## Instructions for the task
Will you give every entry again exactly as it stands?

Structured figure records
## Begin
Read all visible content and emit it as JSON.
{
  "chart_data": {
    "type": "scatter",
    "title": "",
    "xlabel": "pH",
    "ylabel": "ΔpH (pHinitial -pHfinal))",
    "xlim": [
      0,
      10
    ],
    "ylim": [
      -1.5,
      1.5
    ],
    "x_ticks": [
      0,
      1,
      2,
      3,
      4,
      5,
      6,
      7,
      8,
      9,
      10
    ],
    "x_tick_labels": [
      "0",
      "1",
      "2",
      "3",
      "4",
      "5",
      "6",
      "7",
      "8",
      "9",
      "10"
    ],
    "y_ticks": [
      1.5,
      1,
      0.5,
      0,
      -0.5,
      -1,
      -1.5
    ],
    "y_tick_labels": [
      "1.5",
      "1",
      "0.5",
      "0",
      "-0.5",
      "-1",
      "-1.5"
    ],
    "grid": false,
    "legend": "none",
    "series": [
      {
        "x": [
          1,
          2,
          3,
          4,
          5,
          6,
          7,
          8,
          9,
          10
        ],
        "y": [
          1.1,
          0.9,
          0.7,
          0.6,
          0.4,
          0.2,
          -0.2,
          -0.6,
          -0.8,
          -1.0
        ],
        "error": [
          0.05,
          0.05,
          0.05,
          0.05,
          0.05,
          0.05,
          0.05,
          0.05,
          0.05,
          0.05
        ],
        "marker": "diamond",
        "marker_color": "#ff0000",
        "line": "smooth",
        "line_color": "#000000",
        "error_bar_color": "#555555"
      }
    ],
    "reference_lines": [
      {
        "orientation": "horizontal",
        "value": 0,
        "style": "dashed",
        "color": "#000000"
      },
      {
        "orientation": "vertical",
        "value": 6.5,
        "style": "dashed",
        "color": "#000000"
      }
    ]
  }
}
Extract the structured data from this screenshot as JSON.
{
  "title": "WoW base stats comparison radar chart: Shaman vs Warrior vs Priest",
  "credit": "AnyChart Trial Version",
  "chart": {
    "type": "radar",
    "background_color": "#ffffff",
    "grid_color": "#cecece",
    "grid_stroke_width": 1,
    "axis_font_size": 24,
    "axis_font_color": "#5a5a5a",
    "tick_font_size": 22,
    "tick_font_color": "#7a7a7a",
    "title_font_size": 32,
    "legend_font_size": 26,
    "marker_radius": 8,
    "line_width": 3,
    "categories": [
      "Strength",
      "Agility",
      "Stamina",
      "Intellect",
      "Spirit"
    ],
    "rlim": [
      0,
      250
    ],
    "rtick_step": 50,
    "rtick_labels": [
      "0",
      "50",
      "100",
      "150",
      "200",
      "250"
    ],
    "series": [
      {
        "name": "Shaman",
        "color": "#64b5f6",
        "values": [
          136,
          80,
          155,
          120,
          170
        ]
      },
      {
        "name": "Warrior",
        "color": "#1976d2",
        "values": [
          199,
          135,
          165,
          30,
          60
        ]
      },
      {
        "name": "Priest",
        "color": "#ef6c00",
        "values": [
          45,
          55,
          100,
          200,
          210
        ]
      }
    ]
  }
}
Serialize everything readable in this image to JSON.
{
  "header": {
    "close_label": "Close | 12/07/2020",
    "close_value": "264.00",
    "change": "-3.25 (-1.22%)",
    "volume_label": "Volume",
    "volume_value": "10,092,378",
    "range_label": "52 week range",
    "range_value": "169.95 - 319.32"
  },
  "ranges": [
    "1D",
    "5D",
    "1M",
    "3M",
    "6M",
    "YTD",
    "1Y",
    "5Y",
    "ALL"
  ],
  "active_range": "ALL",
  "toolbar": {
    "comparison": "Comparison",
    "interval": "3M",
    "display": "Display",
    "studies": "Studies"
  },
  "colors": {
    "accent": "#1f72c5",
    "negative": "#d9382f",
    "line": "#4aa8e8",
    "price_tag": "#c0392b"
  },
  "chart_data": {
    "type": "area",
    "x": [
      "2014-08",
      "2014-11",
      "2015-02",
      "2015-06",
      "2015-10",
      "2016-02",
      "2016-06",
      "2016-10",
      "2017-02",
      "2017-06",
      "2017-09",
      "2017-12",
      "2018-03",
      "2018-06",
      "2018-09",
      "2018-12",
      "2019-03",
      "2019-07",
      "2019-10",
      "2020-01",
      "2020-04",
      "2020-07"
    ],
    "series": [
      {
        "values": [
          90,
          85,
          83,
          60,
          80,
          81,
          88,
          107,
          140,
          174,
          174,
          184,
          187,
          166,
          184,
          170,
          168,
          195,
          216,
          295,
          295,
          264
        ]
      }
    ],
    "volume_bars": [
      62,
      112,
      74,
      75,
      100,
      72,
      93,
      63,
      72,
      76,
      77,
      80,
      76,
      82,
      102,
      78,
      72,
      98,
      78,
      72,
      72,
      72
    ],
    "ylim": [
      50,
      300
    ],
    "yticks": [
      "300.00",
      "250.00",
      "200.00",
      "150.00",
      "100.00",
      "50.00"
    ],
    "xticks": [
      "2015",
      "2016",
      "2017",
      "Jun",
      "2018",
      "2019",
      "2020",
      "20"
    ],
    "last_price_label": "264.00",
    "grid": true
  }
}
## End
## Answer to the task
Read all visible content and emit it as JSON.
{
  "chart_data": {
    "type": "scatter",
    "title": "",
    "xlabel": "pH",
    "ylabel": "ΔpH (pHinitial -pHfinal))",
    "xlim": [
      0,
      10
    ],
    "ylim": [
      -1.5,
      1.5
    ],
    "x_ticks": [
      0,
      1,
      2,
      3,
      4,
      5,
      6,
      7,
      8,
      9,
      10
    ],
    "x_tick_labels": [
      "0",
      "1",
      "2",
      "3",
      "4",
      "5",
      "6",
      "7",
      "8",
      "9",
      "10"
    ],
    "y_ticks": [
      1.5,
      1,
      0.5,
      0,
      -0.5,
      -1,
      -1.5
    ],
    "y_tick_labels": [
      "1.5",
      "1",
      "0.5",
      "0",
      "-0.5",
      "-1",
      "-1.5"
    ],
    "grid": false,
    "legend": "none",
    "series": [
      {
        "x": [
          1,
          2,
          3,
          4,
          5,
          6,
          7,
          8,
          9,
          10
        ],
        "y": [
          1.1,
          0.9,
          0.7,
          0.6,
          0.4,
          0.2,
          -0.2,
          -0.6,
          -0.8,
          -1.0
        ],
        "error": [
          0.05,
          0.05,
          0.05,
          0.05,
          0.05,
          0.05,
          0.05,
          0.05,
          0.05,
          0.05
        ],
        "marker": "diamond",
        "marker_color": "#ff0000",
        "line": "smooth",
        "line_color": "#000000",
        "error_bar_color": "#555555"
      }
    ],
    "reference_lines": [
      {
        "orientation": "horizontal",
        "value": 0,
        "style": "dashed",
        "color": "#000000"
      },
      {
        "orientation": "vertical",
        "value": 6.5,
        "style": "dashed",
        "color": "#000000"
      }
    ]
  }
}
Extract the structured data from this screenshot as JSON.
{
  "title": "WoW base stats comparison radar chart: Shaman vs Warrior vs Priest",
  "credit": "AnyChart Trial Version",
  "chart": {
    "type": "radar",
    "background_color": "#ffffff",
    "grid_color": "#cecece",
    "grid_stroke_width": 1,
    "axis_font_size": 24,
    "axis_font_color": "#5a5a5a",
    "tick_font_size": 22,
    "tick_font_color": "#7a7a7a",
    "title_font_size": 32,
    "legend_font_size": 26,
    "marker_radius": 8,
    "line_width": 3,
    "categories": [
      "Strength",
      "Agility",
      "Stamina",
      "Intellect",
      "Spirit"
    ],
    "rlim": [
      0,
      250
    ],
    "rtick_step": 50,
    "rtick_labels": [
      "0",
      "50",
      "100",
      "150",
      "200",
      "250"
    ],
    "series": [
      {
        "name": "Shaman",
        "color": "#64b5f6",
        "values": [
          136,
          80,
          155,
          120,
          170
        ]
      },
      {
        "name": "Warrior",
        "color": "#1976d2",
        "values": [
          199,
          135,
          165,
          30,
          60
        ]
      },
      {
        "name": "Priest",
        "color": "#ef6c00",
        "values": [
          45,
          55,
          100,
          200,
          210
        ]
      }
    ]
  }
}
Serialize everything readable in this image to JSON.
{
  "header": {
    "close_label": "Close | 12/07/2020",
    "close_value": "264.00",
    "change": "-3.25 (-1.22%)",
    "volume_label": "Volume",
    "volume_value": "10,092,378",
    "range_label": "52 week range",
    "range_value": "169.95 - 319.32"
  },
  "ranges": [
    "1D",
    "5D",
    "1M",
    "3M",
    "6M",
    "YTD",
    "1Y",
    "5Y",
    "ALL"
  ],
  "active_range": "ALL",
  "toolbar": {
    "comparison": "Comparison",
    "interval": "3M",
    "display": "Display",
    "studies": "Studies"
  },
  "colors": {
    "accent": "#1f72c5",
    "negative": "#d9382f",
    "line": "#4aa8e8",
    "price_tag": "#c0392b"
  },
  "chart_data": {
    "type": "area",
    "x": [
      "2014-08",
      "2014-11",
      "2015-02",
      "2015-06",
      "2015-10",
      "2016-02",
      "2016-06",
      "2016-10",
      "2017-02",
      "2017-06",
      "2017-09",
      "2017-12",
      "2018-03",
      "2018-06",
      "2018-09",
      "2018-12",
      "2019-03",
      "2019-07",
      "2019-10",
      "2020-01",
      "2020-04",
      "2020-07"
    ],
    "series": [
      {
        "values": [
          90,
          85,
          83,
          60,
          80,
          81,
          88,
          107,
          140,
          174,
          174,
          184,
          187,
          166,
          184,
          170,
          168,
          195,
          216,
          295,
          295,
          264
        ]
      }
    ],
    "volume_bars": [
      62,
      112,
      74,
      75,
      100,
      72,
      93,
      63,
      72,
      76,
      77,
      80,
      76,
      82,
      102,
      78,
      72,
      98,
      78,
      72,
      72,
      72
    ],
    "ylim": [
      50,
      300
    ],
    "yticks": [
      "300.00",
      "250.00",
      "200.00",
      "150.00",
      "100.00",
      "50.00"
    ],
    "xticks": [
      "2015",
      "2016",
      "2017",
      "Jun",
      "2018",
      "2019",
      "2020",
      "20"
    ],
    "last_price_label": "264.00",
    "grid": true
  }
}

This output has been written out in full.